### Extracted information
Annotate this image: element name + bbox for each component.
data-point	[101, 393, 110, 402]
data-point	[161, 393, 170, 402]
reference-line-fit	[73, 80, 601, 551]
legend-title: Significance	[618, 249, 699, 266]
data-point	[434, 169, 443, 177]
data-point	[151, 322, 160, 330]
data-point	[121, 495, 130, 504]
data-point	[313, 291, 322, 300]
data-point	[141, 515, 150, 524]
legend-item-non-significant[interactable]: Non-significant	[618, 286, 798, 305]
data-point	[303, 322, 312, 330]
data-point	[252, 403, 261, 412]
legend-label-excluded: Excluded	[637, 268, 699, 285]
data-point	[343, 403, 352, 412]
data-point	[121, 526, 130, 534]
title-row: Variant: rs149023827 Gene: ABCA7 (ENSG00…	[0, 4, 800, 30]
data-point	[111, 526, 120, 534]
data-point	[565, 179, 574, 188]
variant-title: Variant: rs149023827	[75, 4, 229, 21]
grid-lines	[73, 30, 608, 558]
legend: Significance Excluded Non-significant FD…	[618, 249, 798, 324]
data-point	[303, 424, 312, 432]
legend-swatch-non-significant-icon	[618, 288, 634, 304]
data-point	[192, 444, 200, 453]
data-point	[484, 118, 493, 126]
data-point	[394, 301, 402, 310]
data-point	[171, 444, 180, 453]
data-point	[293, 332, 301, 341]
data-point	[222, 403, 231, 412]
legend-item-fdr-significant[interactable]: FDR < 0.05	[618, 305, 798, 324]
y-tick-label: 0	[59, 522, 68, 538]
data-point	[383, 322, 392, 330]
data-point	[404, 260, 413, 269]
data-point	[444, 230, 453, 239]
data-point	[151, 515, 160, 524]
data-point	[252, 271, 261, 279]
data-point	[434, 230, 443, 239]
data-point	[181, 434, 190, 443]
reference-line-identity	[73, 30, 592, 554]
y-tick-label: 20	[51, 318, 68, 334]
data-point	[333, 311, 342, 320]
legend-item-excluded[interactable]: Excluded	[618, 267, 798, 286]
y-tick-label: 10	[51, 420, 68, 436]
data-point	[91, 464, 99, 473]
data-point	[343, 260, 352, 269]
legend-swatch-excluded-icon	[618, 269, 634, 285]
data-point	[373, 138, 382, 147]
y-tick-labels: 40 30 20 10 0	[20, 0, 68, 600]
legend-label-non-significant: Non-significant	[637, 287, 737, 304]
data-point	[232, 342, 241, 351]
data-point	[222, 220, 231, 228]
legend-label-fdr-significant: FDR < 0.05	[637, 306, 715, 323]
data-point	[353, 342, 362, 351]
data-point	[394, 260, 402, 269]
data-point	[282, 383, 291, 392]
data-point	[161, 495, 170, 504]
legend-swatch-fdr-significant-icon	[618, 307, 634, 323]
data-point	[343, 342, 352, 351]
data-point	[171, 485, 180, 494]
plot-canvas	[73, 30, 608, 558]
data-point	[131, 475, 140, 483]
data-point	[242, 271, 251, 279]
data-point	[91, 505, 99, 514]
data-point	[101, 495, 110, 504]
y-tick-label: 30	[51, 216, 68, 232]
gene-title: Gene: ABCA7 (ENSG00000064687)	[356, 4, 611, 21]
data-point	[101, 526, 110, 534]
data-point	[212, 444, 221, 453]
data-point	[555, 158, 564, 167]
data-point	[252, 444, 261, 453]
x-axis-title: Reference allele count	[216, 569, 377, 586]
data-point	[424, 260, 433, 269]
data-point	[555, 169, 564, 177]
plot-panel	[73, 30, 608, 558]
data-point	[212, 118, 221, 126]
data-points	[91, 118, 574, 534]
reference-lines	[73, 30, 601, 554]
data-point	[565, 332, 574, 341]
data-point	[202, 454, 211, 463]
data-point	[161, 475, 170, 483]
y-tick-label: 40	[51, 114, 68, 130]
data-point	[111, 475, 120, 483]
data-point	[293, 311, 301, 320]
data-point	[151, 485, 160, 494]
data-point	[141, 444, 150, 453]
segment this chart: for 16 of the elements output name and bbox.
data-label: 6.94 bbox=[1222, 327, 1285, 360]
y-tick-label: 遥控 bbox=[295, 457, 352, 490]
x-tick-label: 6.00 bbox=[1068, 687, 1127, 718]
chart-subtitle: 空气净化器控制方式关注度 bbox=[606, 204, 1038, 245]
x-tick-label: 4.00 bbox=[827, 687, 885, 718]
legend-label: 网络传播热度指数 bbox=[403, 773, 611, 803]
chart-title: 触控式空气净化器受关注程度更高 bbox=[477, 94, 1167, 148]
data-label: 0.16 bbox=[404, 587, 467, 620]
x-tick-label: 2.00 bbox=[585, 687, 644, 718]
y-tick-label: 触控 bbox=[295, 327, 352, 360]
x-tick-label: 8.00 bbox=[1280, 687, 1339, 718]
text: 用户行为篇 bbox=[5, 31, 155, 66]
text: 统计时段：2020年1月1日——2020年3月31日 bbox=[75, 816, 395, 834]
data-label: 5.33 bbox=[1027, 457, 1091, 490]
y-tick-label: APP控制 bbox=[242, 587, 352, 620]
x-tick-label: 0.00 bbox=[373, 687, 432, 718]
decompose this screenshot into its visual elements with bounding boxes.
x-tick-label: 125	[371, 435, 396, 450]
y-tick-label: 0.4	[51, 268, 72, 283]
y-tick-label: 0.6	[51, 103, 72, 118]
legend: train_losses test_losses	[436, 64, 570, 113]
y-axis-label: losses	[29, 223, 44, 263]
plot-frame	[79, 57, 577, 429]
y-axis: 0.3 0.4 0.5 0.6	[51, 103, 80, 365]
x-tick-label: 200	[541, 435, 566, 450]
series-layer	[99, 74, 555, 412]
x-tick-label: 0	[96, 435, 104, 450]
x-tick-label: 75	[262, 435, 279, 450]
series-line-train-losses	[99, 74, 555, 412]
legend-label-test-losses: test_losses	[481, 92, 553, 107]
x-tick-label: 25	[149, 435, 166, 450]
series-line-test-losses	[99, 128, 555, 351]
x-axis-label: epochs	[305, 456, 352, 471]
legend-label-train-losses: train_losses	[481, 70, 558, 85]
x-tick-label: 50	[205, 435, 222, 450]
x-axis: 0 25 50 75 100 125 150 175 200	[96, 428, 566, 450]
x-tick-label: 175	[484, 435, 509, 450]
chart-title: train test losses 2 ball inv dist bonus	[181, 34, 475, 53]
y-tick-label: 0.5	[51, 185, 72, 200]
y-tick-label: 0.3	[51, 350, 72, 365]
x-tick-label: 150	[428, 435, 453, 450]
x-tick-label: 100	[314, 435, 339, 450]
######
Goal of the exercise: Please turn the records, from their first line through the line containing "383, 291, 392]", into a numbered list, including that line and leaving out any blank lines.

Exercise response:
1. Annotate this image: element name + bbox for each component.
2. data-point	[101, 393, 110, 402]
3. data-point	[161, 393, 170, 402]
4. reference-line-fit	[73, 80, 601, 551]
5. legend-title: Significance	[618, 249, 699, 266]
6. data-point	[434, 169, 443, 177]
7. data-point	[151, 322, 160, 330]
8. data-point	[121, 495, 130, 504]
9. data-point	[313, 291, 322, 300]
10. data-point	[141, 515, 150, 524]
11. legend-item-non-significant[interactable]: Non-significant	[618, 286, 798, 305]
12. data-point	[303, 322, 312, 330]
13. data-point	[252, 403, 261, 412]
14. legend-label-excluded: Excluded	[637, 268, 699, 285]
15. data-point	[343, 403, 352, 412]
16. data-point	[121, 526, 130, 534]
17. title-row: Variant: rs149023827 Gene: ABCA7 (ENSG00…	[0, 4, 800, 30]
18. data-point	[111, 526, 120, 534]
19. data-point	[565, 179, 574, 188]
20. variant-title: Variant: rs149023827	[75, 4, 229, 21]
21. grid-lines	[73, 30, 608, 558]
22. legend: Significance Excluded Non-significant FD…	[618, 249, 798, 324]
23. data-point	[303, 424, 312, 432]
24. legend-swatch-non-significant-icon	[618, 288, 634, 304]
25. data-point	[192, 444, 200, 453]
26. data-point	[484, 118, 493, 126]
27. data-point	[394, 301, 402, 310]
28. data-point	[171, 444, 180, 453]
29. data-point	[293, 332, 301, 341]
30. data-point	[222, 403, 231, 412]
31. legend-item-fdr-significant[interactable]: FDR < 0.05	[618, 305, 798, 324]
32. y-tick-label: 0	[59, 522, 68, 538]
33. data-point	[383, 322, 392, 330]
34. data-point	[404, 260, 413, 269]
35. data-point	[444, 230, 453, 239]
36. data-point	[151, 515, 160, 524]
37. data-point	[252, 271, 261, 279]
38. data-point	[434, 230, 443, 239]
39. data-point	[181, 434, 190, 443]
40. reference-line-identity	[73, 30, 592, 554]
41. y-tick-label: 20	[51, 318, 68, 334]
42. data-point	[333, 311, 342, 320]
43. legend-item-excluded[interactable]: Excluded	[618, 267, 798, 286]
44. y-tick-label: 10	[51, 420, 68, 436]
45. data-point	[91, 464, 99, 473]
46. data-point	[343, 260, 352, 269]
47. legend-swatch-excluded-icon	[618, 269, 634, 285]
48. data-point	[373, 138, 382, 147]
49. y-tick-labels: 40 30 20 10 0	[20, 0, 68, 600]
50. legend-label-non-significant: Non-significant	[637, 287, 737, 304]
51. data-point	[232, 342, 241, 351]
52. data-point	[222, 220, 231, 228]
53. legend-label-fdr-significant: FDR < 0.05	[637, 306, 715, 323]
54. data-point	[353, 342, 362, 351]
55. data-point	[394, 260, 402, 269]
56. data-point	[282, 383, 291, 392]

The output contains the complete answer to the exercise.